Written exercise: Extract from the listing each line in which the word "this" appears.

::::::::

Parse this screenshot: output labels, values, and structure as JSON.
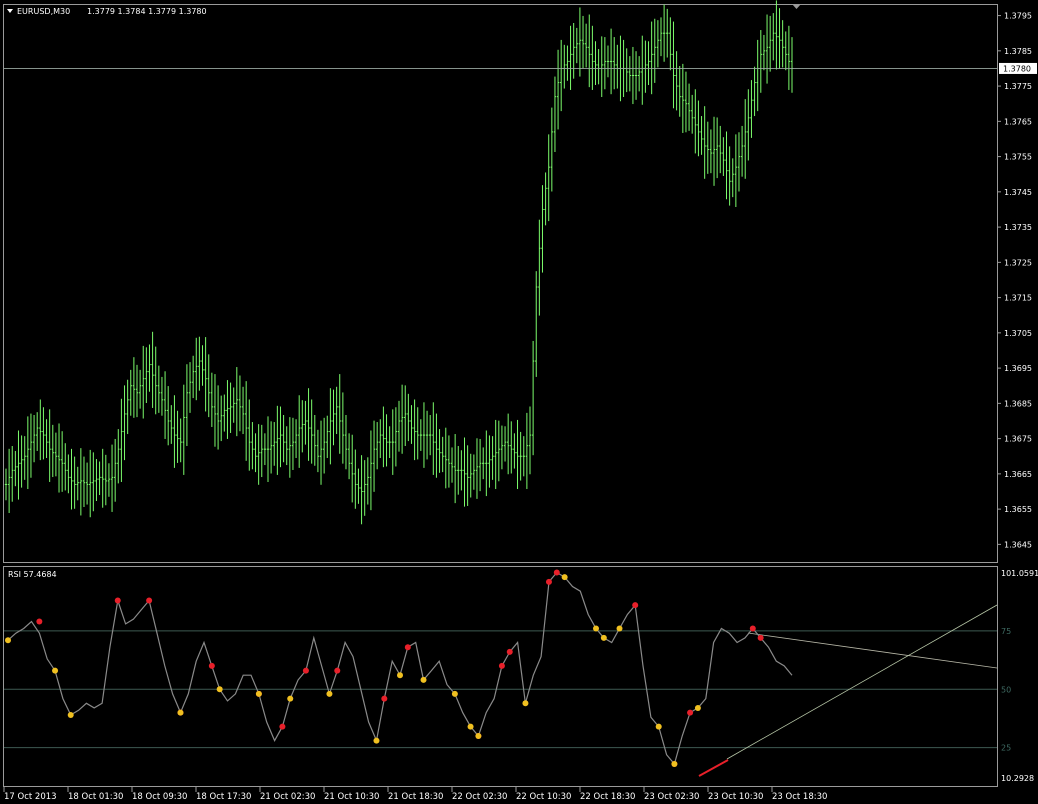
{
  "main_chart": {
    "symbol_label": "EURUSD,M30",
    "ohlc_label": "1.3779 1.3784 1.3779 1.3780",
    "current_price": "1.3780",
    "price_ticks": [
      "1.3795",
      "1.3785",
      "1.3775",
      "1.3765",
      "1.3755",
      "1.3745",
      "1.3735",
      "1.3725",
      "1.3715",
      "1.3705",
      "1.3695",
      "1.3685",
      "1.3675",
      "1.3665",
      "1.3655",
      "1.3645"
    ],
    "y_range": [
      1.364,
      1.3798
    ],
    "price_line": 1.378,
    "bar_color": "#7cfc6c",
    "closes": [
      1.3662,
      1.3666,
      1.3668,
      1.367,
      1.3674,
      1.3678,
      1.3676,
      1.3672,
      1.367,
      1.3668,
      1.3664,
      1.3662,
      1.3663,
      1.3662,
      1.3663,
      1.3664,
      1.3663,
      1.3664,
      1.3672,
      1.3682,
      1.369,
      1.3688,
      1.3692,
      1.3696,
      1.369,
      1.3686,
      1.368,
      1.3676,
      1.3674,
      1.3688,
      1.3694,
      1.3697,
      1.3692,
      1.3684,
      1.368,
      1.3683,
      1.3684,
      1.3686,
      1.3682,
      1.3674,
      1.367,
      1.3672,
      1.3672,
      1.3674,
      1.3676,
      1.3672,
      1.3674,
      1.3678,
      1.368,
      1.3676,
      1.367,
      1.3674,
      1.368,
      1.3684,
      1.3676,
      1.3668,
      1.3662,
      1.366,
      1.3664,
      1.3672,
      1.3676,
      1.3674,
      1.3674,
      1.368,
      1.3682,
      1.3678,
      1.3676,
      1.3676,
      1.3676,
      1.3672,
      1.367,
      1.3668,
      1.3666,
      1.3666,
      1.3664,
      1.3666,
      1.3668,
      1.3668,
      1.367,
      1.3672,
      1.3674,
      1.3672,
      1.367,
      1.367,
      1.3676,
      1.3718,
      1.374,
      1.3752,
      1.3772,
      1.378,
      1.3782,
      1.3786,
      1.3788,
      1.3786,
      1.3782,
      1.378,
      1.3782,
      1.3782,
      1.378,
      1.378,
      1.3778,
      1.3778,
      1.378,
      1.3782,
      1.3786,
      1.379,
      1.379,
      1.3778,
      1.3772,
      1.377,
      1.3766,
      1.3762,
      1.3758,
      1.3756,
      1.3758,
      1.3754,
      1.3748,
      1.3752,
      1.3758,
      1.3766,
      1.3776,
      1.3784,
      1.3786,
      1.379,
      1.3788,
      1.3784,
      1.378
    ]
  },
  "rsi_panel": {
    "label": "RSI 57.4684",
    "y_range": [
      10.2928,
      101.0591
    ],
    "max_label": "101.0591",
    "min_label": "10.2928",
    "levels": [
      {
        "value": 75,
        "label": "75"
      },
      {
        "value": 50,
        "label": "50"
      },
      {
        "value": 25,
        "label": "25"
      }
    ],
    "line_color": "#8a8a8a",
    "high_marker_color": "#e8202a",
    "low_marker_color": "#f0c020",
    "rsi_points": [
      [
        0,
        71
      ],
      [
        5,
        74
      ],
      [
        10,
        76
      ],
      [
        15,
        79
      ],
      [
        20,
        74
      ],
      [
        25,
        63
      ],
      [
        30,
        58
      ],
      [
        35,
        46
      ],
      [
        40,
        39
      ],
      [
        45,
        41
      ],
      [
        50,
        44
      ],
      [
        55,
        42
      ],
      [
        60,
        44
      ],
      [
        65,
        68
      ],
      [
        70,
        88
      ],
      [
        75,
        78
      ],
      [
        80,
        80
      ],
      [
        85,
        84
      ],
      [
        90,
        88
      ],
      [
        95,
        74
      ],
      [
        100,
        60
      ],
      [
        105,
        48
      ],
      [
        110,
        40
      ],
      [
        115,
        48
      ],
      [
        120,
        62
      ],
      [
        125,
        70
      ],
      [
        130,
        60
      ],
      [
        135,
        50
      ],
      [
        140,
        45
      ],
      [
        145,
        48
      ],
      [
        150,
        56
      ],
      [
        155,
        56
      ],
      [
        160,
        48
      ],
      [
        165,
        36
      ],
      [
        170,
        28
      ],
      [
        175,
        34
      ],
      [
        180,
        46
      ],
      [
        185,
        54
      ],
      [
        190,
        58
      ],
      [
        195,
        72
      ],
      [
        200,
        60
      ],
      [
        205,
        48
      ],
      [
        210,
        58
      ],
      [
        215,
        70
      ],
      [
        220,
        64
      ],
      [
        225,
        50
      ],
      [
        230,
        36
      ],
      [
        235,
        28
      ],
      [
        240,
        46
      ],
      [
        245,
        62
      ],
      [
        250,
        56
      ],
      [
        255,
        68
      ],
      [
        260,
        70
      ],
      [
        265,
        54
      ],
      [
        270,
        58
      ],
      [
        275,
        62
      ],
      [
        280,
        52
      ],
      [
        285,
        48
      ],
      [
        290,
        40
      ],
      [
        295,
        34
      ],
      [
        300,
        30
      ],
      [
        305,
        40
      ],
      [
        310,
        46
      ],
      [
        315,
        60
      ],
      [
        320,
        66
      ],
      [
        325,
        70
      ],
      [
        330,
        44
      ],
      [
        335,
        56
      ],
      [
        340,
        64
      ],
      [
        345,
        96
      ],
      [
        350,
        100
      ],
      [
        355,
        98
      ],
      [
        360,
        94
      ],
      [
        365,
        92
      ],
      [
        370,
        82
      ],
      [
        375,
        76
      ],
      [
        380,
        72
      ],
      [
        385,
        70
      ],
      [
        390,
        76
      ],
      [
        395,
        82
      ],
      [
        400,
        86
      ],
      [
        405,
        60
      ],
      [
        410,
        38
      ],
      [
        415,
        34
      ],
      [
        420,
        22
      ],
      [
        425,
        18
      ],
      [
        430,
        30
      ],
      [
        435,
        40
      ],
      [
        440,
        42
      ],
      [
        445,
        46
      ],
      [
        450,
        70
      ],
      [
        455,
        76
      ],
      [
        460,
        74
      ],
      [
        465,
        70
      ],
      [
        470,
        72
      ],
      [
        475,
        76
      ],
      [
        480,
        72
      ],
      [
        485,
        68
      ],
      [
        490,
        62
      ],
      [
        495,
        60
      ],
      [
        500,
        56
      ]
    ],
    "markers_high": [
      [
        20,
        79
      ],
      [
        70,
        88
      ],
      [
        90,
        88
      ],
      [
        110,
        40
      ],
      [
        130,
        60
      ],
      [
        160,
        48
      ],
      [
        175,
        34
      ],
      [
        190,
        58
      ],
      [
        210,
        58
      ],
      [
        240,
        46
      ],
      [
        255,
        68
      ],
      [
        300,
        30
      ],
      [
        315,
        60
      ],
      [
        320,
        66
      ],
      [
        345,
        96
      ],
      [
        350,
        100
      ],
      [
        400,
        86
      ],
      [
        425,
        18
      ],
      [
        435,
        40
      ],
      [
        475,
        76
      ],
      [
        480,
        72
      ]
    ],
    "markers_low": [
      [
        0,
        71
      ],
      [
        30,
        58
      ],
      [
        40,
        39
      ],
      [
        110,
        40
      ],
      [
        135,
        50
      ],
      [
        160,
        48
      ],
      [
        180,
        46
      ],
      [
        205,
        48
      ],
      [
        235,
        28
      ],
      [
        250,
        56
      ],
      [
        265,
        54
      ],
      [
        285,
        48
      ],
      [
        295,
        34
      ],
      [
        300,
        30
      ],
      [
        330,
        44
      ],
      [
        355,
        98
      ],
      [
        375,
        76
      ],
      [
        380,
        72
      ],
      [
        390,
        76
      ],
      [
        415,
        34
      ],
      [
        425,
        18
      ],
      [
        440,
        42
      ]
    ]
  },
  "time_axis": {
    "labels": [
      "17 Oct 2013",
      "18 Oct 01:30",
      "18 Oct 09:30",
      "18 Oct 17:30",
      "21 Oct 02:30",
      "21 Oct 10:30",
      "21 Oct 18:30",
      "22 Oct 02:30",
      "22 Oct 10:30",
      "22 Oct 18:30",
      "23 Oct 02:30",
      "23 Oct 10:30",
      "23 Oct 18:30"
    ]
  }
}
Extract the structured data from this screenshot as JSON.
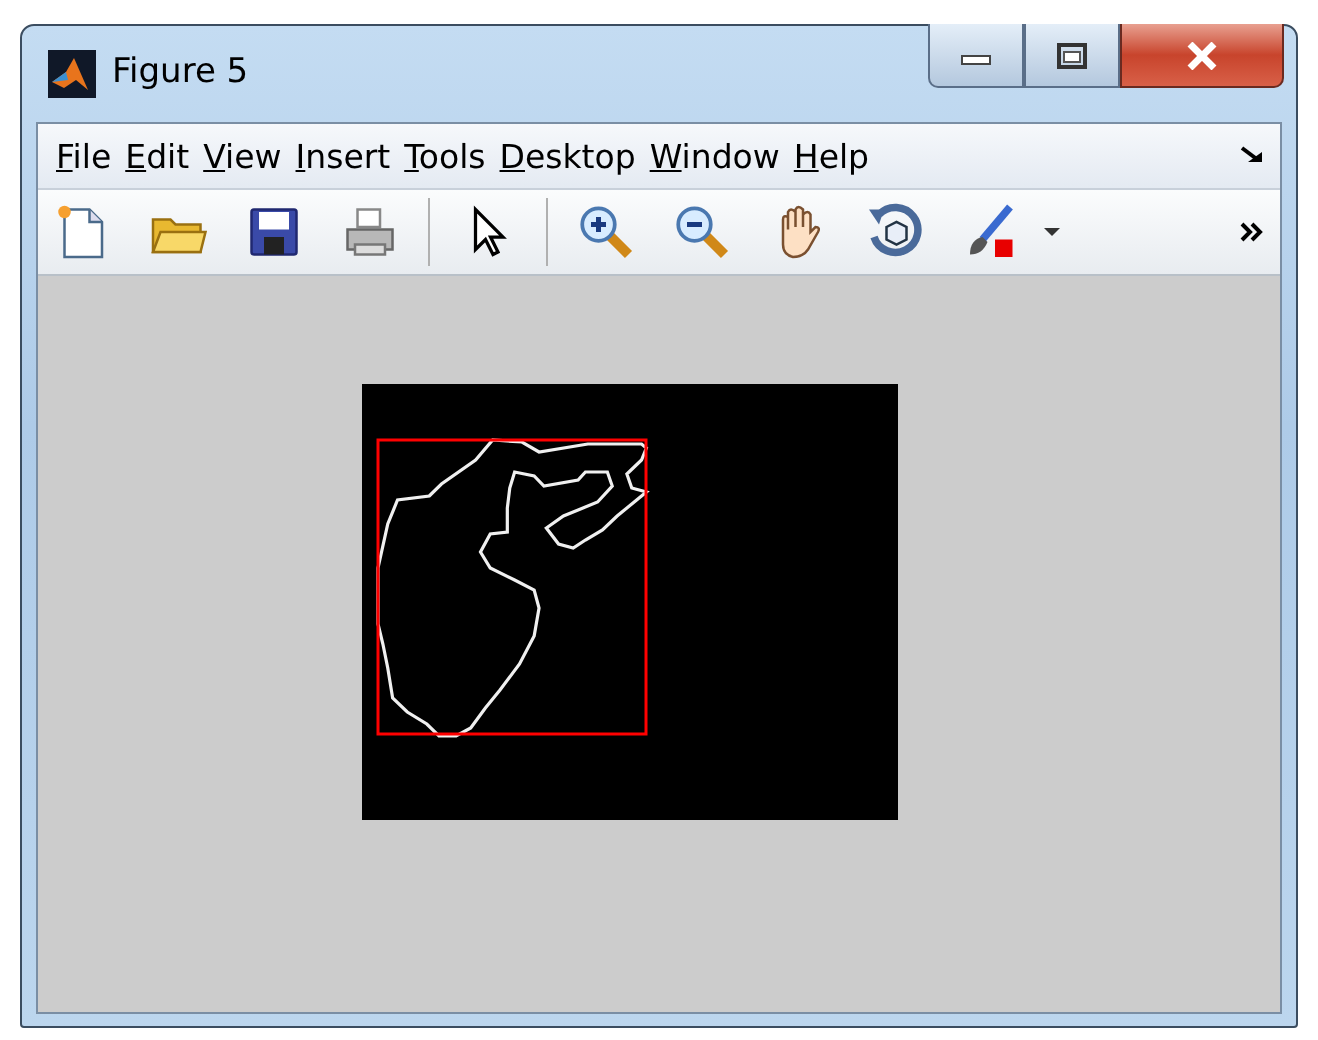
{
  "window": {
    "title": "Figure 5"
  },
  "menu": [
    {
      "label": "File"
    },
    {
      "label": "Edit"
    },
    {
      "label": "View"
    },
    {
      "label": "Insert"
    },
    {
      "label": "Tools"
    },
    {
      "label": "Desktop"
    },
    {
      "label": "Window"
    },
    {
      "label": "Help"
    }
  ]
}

::::::::

Result of the exercise:
Parse this screenshot: output labels, values, and structure as JSON.
Extract the structured data from this screenshot as JSON.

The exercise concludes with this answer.